##### Entries provided #####
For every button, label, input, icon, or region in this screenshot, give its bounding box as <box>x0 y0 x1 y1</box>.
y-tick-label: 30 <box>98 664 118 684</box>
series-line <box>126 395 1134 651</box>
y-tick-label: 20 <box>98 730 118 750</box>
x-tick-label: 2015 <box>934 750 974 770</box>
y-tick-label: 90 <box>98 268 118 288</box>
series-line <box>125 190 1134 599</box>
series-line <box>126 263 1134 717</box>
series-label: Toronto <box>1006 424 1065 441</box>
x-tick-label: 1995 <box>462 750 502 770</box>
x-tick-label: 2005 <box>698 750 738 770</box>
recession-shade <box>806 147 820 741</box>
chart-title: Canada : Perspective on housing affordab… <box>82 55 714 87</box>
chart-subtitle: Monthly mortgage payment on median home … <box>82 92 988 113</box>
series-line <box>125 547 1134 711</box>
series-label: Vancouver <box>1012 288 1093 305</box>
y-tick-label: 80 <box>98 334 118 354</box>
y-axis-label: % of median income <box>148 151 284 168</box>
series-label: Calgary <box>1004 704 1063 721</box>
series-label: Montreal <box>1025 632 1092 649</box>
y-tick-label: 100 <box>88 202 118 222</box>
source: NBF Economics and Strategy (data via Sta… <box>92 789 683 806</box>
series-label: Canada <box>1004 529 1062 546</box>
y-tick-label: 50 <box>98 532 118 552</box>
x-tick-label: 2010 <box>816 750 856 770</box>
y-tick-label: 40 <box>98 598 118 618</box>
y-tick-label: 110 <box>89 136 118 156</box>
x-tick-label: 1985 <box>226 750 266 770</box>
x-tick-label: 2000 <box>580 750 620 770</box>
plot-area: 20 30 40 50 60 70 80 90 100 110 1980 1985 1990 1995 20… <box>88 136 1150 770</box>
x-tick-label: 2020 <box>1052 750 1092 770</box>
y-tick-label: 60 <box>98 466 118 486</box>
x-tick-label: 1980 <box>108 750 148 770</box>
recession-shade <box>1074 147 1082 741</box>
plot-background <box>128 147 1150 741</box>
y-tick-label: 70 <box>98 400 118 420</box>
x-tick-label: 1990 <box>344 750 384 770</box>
#####
What is asked:
Lay out each line of the records above as a Markdown table with two columns, No. and Line, numbering the rows in order and omitting any blank lines.

Solution to this exercise:
| No. | Line |
|---|---|
| 1 | For every button, label, input, icon, or region in this screenshot, give its bounding box as <box>x0 y0 x1 y1</box>. |
| 2 | y-tick-label: 30 <box>98 664 118 684</box> |
| 3 | series-line <box>126 395 1134 651</box> |
| 4 | y-tick-label: 20 <box>98 730 118 750</box> |
| 5 | x-tick-label: 2015 <box>934 750 974 770</box> |
| 6 | y-tick-label: 90 <box>98 268 118 288</box> |
| 7 | series-line <box>125 190 1134 599</box> |
| 8 | series-line <box>126 263 1134 717</box> |
| 9 | series-label: Toronto <box>1006 424 1065 441</box> |
| 10 | x-tick-label: 1995 <box>462 750 502 770</box> |
| 11 | x-tick-label: 2005 <box>698 750 738 770</box> |
| 12 | recession-shade <box>806 147 820 741</box> |
| 13 | chart-title: Canada : Perspective on housing affordab… <box>82 55 714 87</box> |
| 14 | chart-subtitle: Monthly mortgage payment on median home … <box>82 92 988 113</box> |
| 15 | series-line <box>125 547 1134 711</box> |
| 16 | series-label: Vancouver <box>1012 288 1093 305</box> |
| 17 | y-tick-label: 80 <box>98 334 118 354</box> |
| 18 | y-axis-label: % of median income <box>148 151 284 168</box> |
| 19 | series-label: Calgary <box>1004 704 1063 721</box> |
| 20 | series-label: Montreal <box>1025 632 1092 649</box> |
| 21 | y-tick-label: 100 <box>88 202 118 222</box> |
| 22 | source: NBF Economics and Strategy (data via Sta… <box>92 789 683 806</box> |
| 23 | series-label: Canada <box>1004 529 1062 546</box> |
| 24 | y-tick-label: 50 <box>98 532 118 552</box> |
| 25 | x-tick-label: 2010 <box>816 750 856 770</box> |
| 26 | y-tick-label: 40 <box>98 598 118 618</box> |
| 27 | y-tick-label: 110 <box>89 136 118 156</box> |
| 28 | x-tick-label: 1985 <box>226 750 266 770</box> |
| 29 | x-tick-label: 2000 <box>580 750 620 770</box> |
| 30 | plot-area: 20 30 40 50 60 70 80 90 100 110 1980 1985 1990 1995 20… <box>88 136 1150 770</box> |
| 31 | x-tick-label: 2020 <box>1052 750 1092 770</box> |
| 32 | y-tick-label: 60 <box>98 466 118 486</box> |
| 33 | x-tick-label: 1980 <box>108 750 148 770</box> |
| 34 | recession-shade <box>1074 147 1082 741</box> |
| 35 | plot-background <box>128 147 1150 741</box> |
| 36 | y-tick-label: 70 <box>98 400 118 420</box> |
| 37 | x-tick-label: 1990 <box>344 750 384 770</box> |